Print the data exactly as it is given, please.

═══ Stored data ═══

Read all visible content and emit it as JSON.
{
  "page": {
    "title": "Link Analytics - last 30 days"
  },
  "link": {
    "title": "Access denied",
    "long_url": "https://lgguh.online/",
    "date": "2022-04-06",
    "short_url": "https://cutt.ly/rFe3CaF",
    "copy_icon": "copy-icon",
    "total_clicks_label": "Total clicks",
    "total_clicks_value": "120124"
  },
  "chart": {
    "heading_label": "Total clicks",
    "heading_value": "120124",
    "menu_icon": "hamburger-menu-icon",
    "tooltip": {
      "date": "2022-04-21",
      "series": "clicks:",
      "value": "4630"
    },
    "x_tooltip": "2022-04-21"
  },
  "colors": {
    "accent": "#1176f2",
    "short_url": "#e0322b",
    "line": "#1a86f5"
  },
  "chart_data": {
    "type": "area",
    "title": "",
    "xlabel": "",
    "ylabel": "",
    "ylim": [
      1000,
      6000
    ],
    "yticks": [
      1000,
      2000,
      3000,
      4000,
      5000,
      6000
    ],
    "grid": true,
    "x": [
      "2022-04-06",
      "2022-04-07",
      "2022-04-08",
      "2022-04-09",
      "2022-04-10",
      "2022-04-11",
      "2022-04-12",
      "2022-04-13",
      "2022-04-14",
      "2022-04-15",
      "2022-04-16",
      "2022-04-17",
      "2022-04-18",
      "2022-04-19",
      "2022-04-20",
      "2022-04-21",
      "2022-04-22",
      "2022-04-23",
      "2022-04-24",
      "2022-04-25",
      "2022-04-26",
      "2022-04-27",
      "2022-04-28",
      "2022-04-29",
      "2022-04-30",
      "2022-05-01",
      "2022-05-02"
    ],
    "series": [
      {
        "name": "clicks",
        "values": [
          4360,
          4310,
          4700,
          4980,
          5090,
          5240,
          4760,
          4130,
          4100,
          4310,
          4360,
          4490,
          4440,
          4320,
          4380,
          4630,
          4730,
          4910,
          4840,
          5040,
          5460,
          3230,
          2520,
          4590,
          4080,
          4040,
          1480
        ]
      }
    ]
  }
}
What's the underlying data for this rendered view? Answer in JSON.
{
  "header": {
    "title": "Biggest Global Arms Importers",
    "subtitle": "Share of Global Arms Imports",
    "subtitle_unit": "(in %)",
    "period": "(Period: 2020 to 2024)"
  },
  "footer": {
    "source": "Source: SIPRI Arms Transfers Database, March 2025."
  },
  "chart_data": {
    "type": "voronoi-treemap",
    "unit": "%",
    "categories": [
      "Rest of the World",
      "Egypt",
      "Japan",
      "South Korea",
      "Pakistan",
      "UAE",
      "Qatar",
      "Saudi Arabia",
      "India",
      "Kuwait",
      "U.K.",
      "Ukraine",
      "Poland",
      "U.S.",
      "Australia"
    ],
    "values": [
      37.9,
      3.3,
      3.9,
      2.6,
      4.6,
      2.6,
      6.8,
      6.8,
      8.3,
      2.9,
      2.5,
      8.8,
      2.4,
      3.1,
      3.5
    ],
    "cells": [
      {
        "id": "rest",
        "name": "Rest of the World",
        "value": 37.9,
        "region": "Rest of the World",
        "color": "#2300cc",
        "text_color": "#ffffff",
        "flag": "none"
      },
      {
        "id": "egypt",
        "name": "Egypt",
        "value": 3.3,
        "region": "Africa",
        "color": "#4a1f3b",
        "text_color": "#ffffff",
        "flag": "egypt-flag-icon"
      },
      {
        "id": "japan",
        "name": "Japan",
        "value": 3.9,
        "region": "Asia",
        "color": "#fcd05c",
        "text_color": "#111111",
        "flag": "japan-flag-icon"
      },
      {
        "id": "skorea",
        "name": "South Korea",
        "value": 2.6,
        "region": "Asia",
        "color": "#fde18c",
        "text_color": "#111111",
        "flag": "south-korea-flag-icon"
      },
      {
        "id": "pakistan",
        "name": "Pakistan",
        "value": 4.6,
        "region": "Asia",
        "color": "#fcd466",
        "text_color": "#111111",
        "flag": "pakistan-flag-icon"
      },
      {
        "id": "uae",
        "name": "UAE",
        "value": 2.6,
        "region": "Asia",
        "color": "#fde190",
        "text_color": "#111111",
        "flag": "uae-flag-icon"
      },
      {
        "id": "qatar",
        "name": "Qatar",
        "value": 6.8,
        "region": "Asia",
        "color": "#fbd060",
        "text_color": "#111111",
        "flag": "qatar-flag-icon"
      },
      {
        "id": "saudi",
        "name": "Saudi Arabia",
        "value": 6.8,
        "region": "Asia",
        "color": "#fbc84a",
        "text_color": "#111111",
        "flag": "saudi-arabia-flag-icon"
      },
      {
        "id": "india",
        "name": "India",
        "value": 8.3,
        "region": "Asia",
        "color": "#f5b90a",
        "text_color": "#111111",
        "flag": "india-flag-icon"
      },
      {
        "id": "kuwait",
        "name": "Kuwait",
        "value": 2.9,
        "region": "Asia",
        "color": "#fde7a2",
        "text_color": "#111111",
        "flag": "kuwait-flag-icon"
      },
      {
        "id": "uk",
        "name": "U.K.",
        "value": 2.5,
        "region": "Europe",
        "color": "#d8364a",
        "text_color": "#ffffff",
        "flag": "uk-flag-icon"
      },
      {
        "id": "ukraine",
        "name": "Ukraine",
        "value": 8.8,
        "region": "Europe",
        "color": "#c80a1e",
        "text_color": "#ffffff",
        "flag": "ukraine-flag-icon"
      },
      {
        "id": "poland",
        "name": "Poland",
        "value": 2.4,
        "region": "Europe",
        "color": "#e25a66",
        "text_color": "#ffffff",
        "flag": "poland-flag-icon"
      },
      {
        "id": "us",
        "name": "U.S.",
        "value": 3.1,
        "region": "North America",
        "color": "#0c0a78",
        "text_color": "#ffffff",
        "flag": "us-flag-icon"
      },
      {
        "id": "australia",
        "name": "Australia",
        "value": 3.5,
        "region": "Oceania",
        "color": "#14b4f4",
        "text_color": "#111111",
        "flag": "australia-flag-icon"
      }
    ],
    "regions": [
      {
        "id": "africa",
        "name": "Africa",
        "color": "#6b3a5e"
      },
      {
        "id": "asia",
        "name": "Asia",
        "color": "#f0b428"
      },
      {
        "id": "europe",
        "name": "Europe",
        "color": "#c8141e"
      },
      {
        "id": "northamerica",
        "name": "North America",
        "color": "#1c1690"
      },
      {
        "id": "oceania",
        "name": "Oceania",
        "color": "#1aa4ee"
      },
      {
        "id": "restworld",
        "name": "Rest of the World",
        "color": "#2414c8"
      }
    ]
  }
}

═══

Worked answer »
Read all visible content and emit it as JSON.
{
  "page": {
    "title": "Link Analytics - last 30 days"
  },
  "link": {
    "title": "Access denied",
    "long_url": "https://lgguh.online/",
    "date": "2022-04-06",
    "short_url": "https://cutt.ly/rFe3CaF",
    "copy_icon": "copy-icon",
    "total_clicks_label": "Total clicks",
    "total_clicks_value": "120124"
  },
  "chart": {
    "heading_label": "Total clicks",
    "heading_value": "120124",
    "menu_icon": "hamburger-menu-icon",
    "tooltip": {
      "date": "2022-04-21",
      "series": "clicks:",
      "value": "4630"
    },
    "x_tooltip": "2022-04-21"
  },
  "colors": {
    "accent": "#1176f2",
    "short_url": "#e0322b",
    "line": "#1a86f5"
  },
  "chart_data": {
    "type": "area",
    "title": "",
    "xlabel": "",
    "ylabel": "",
    "ylim": [
      1000,
      6000
    ],
    "yticks": [
      1000,
      2000,
      3000,
      4000,
      5000,
      6000
    ],
    "grid": true,
    "x": [
      "2022-04-06",
      "2022-04-07",
      "2022-04-08",
      "2022-04-09",
      "2022-04-10",
      "2022-04-11",
      "2022-04-12",
      "2022-04-13",
      "2022-04-14",
      "2022-04-15",
      "2022-04-16",
      "2022-04-17",
      "2022-04-18",
      "2022-04-19",
      "2022-04-20",
      "2022-04-21",
      "2022-04-22",
      "2022-04-23",
      "2022-04-24",
      "2022-04-25",
      "2022-04-26",
      "2022-04-27",
      "2022-04-28",
      "2022-04-29",
      "2022-04-30",
      "2022-05-01",
      "2022-05-02"
    ],
    "series": [
      {
        "name": "clicks",
        "values": [
          4360,
          4310,
          4700,
          4980,
          5090,
          5240,
          4760,
          4130,
          4100,
          4310,
          4360,
          4490,
          4440,
          4320,
          4380,
          4630,
          4730,
          4910,
          4840,
          5040,
          5460,
          3230,
          2520,
          4590,
          4080,
          4040,
          1480
        ]
      }
    ]
  }
}
What's the underlying data for this rendered view? Answer in JSON.
{
  "header": {
    "title": "Biggest Global Arms Importers",
    "subtitle": "Share of Global Arms Imports",
    "subtitle_unit": "(in %)",
    "period": "(Period: 2020 to 2024)"
  },
  "footer": {
    "source": "Source: SIPRI Arms Transfers Database, March 2025."
  },
  "chart_data": {
    "type": "voronoi-treemap",
    "unit": "%",
    "categories": [
      "Rest of the World",
      "Egypt",
      "Japan",
      "South Korea",
      "Pakistan",
      "UAE",
      "Qatar",
      "Saudi Arabia",
      "India",
      "Kuwait",
      "U.K.",
      "Ukraine",
      "Poland",
      "U.S.",
      "Australia"
    ],
    "values": [
      37.9,
      3.3,
      3.9,
      2.6,
      4.6,
      2.6,
      6.8,
      6.8,
      8.3,
      2.9,
      2.5,
      8.8,
      2.4,
      3.1,
      3.5
    ],
    "cells": [
      {
        "id": "rest",
        "name": "Rest of the World",
        "value": 37.9,
        "region": "Rest of the World",
        "color": "#2300cc",
        "text_color": "#ffffff",
        "flag": "none"
      },
      {
        "id": "egypt",
        "name": "Egypt",
        "value": 3.3,
        "region": "Africa",
        "color": "#4a1f3b",
        "text_color": "#ffffff",
        "flag": "egypt-flag-icon"
      },
      {
        "id": "japan",
        "name": "Japan",
        "value": 3.9,
        "region": "Asia",
        "color": "#fcd05c",
        "text_color": "#111111",
        "flag": "japan-flag-icon"
      },
      {
        "id": "skorea",
        "name": "South Korea",
        "value": 2.6,
        "region": "Asia",
        "color": "#fde18c",
        "text_color": "#111111",
        "flag": "south-korea-flag-icon"
      },
      {
        "id": "pakistan",
        "name": "Pakistan",
        "value": 4.6,
        "region": "Asia",
        "color": "#fcd466",
        "text_color": "#111111",
        "flag": "pakistan-flag-icon"
      },
      {
        "id": "uae",
        "name": "UAE",
        "value": 2.6,
        "region": "Asia",
        "color": "#fde190",
        "text_color": "#111111",
        "flag": "uae-flag-icon"
      },
      {
        "id": "qatar",
        "name": "Qatar",
        "value": 6.8,
        "region": "Asia",
        "color": "#fbd060",
        "text_color": "#111111",
        "flag": "qatar-flag-icon"
      },
      {
        "id": "saudi",
        "name": "Saudi Arabia",
        "value": 6.8,
        "region": "Asia",
        "color": "#fbc84a",
        "text_color": "#111111",
        "flag": "saudi-arabia-flag-icon"
      },
      {
        "id": "india",
        "name": "India",
        "value": 8.3,
        "region": "Asia",
        "color": "#f5b90a",
        "text_color": "#111111",
        "flag": "india-flag-icon"
      },
      {
        "id": "kuwait",
        "name": "Kuwait",
        "value": 2.9,
        "region": "Asia",
        "color": "#fde7a2",
        "text_color": "#111111",
        "flag": "kuwait-flag-icon"
      },
      {
        "id": "uk",
        "name": "U.K.",
        "value": 2.5,
        "region": "Europe",
        "color": "#d8364a",
        "text_color": "#ffffff",
        "flag": "uk-flag-icon"
      },
      {
        "id": "ukraine",
        "name": "Ukraine",
        "value": 8.8,
        "region": "Europe",
        "color": "#c80a1e",
        "text_color": "#ffffff",
        "flag": "ukraine-flag-icon"
      },
      {
        "id": "poland",
        "name": "Poland",
        "value": 2.4,
        "region": "Europe",
        "color": "#e25a66",
        "text_color": "#ffffff",
        "flag": "poland-flag-icon"
      },
      {
        "id": "us",
        "name": "U.S.",
        "value": 3.1,
        "region": "North America",
        "color": "#0c0a78",
        "text_color": "#ffffff",
        "flag": "us-flag-icon"
      },
      {
        "id": "australia",
        "name": "Australia",
        "value": 3.5,
        "region": "Oceania",
        "color": "#14b4f4",
        "text_color": "#111111",
        "flag": "australia-flag-icon"
      }
    ],
    "regions": [
      {
        "id": "africa",
        "name": "Africa",
        "color": "#6b3a5e"
      },
      {
        "id": "asia",
        "name": "Asia",
        "color": "#f0b428"
      },
      {
        "id": "europe",
        "name": "Europe",
        "color": "#c8141e"
      },
      {
        "id": "northamerica",
        "name": "North America",
        "color": "#1c1690"
      },
      {
        "id": "oceania",
        "name": "Oceania",
        "color": "#1aa4ee"
      },
      {
        "id": "restworld",
        "name": "Rest of the World",
        "color": "#2414c8"
      }
    ]
  }
}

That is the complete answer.